*REQUIREMENT*.
Show, in full, each line of the data that contains "your".

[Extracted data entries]

________________________

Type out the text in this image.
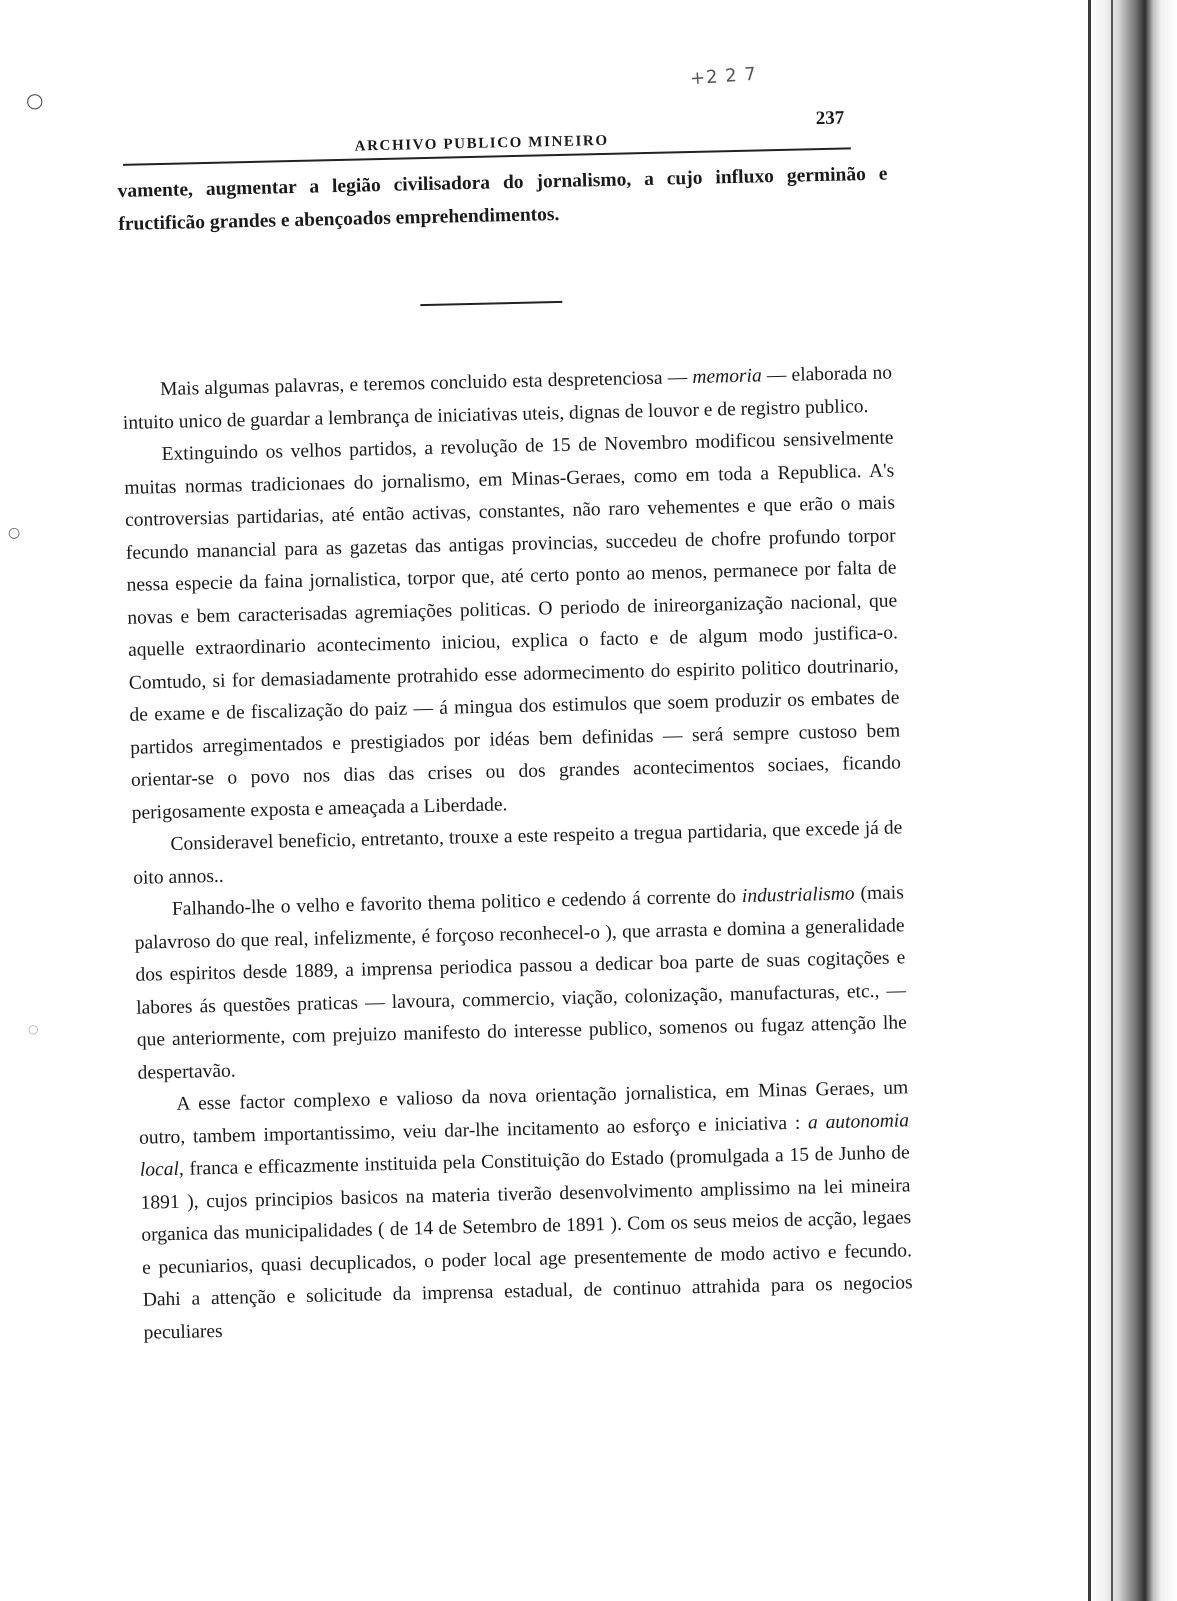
○
○
○
+2 2 7
ARCHIVO PUBLICO MINEIRO
237

vamente, augmentar a legião civilisadora do jornalismo, a cujo influxo germinão e fructificão grandes e abençoados emprehendimentos.

Mais algumas palavras, e teremos concluido esta despretenciosa — memoria — elaborada no intuito unico de guardar a lembrança de iniciativas uteis, dignas de louvor e de registro publico.

Extinguindo os velhos partidos, a revolução de 15 de Novembro modificou sensivelmente muitas normas tradicionaes do jornalismo, em Minas-Geraes, como em toda a Republica. A's controversias partidarias, até então activas, constantes, não raro vehementes e que erão o mais fecundo manancial para as gazetas das antigas provincias, succedeu de chofre profundo torpor nessa especie da faina jornalistica, torpor que, até certo ponto ao menos, permanece por falta de novas e bem caracterisadas agremiações politicas. O periodo de inireorganização nacional, que aquelle extraordinario acontecimento iniciou, explica o facto e de algum modo justifica-o. Comtudo, si for demasiadamente protrahido esse adormecimento do espirito politico doutrinario, de exame e de fiscalização do paiz — á mingua dos estimulos que soem produzir os embates de partidos arregimentados e prestigiados por idéas bem definidas — será sempre custoso bem orientar-se o povo nos dias das crises ou dos grandes acontecimentos sociaes, ficando perigosamente exposta e ameaçada a Liberdade.

Consideravel beneficio, entretanto, trouxe a este respeito a tregua partidaria, que excede já de oito annos..

Falhando-lhe o velho e favorito thema politico e cedendo á corrente do industrialismo (mais palavroso do que real, infelizmente, é forçoso reconhecel-o ), que arrasta e domina a generalidade dos espiritos desde 1889, a imprensa periodica passou a dedicar boa parte de suas cogitações e labores ás questões praticas — lavoura, commercio, viação, colonização, manufacturas, etc., — que anteriormente, com prejuizo manifesto do interesse publico, somenos ou fugaz attenção lhe despertavão.

A esse factor complexo e valioso da nova orientação jornalistica, em Minas Geraes, um outro, tambem importantissimo, veiu dar-lhe incitamento ao esforço e iniciativa : a autonomia local, franca e efficazmente instituida pela Constituição do Estado (promulgada a 15 de Junho de 1891 ), cujos principios basicos na materia tiverão desenvolvimento amplissimo na lei mineira organica das municipalidades ( de 14 de Setembro de 1891 ). Com os seus meios de acção, legaes e pecuniarios, quasi decuplicados, o poder local age presentemente de modo activo e fecundo. Dahi a attenção e solicitude da imprensa estadual, de continuo attrahida para os negocios peculiares
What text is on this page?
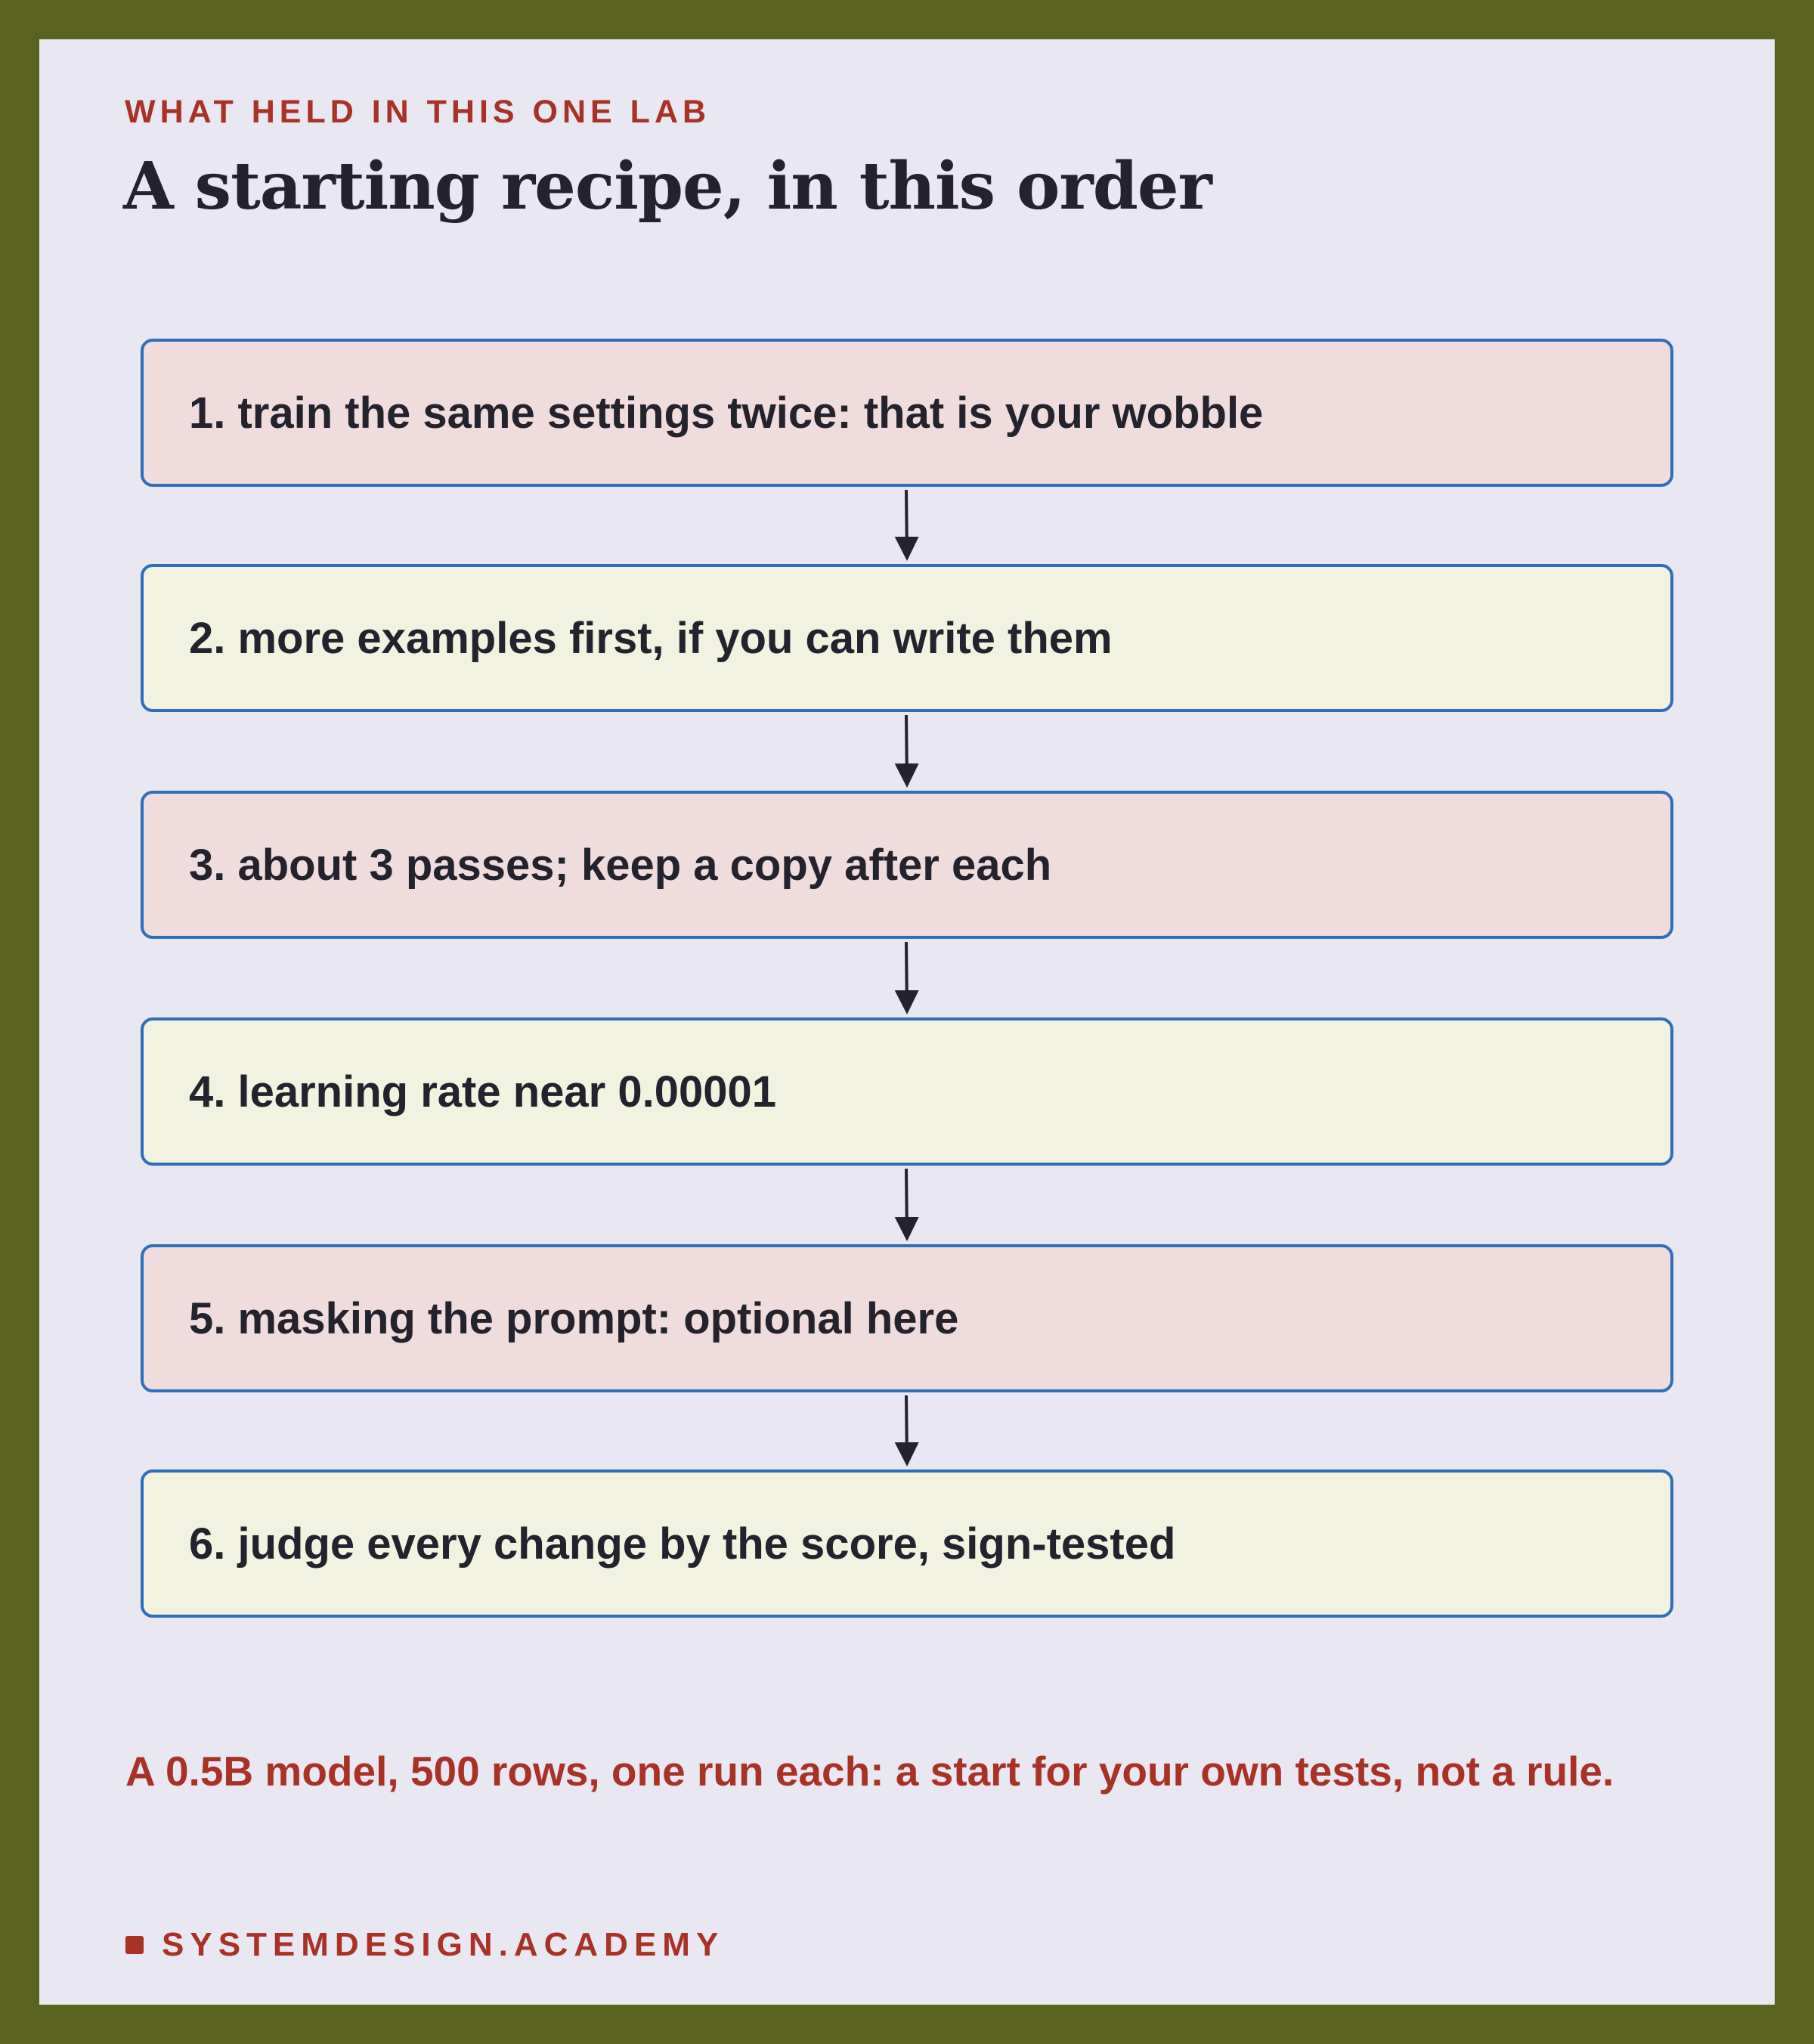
WHAT HELD IN THIS ONE LAB
A starting recipe, in this order
1. train the same settings twice: that is your wobble
2. more examples first, if you can write them
3. about 3 passes; keep a copy after each
4. learning rate near 0.00001
5. masking the prompt: optional here
6. judge every change by the score, sign-tested
A 0.5B model, 500 rows, one run each: a start for your own tests, not a rule.
SYSTEMDESIGN.ACADEMY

________________________

*SOLVED EXERCISE*.
1. train the same settings twice: that is your wobble
A 0.5B model, 500 rows, one run each: a start for your own tests, not a rule.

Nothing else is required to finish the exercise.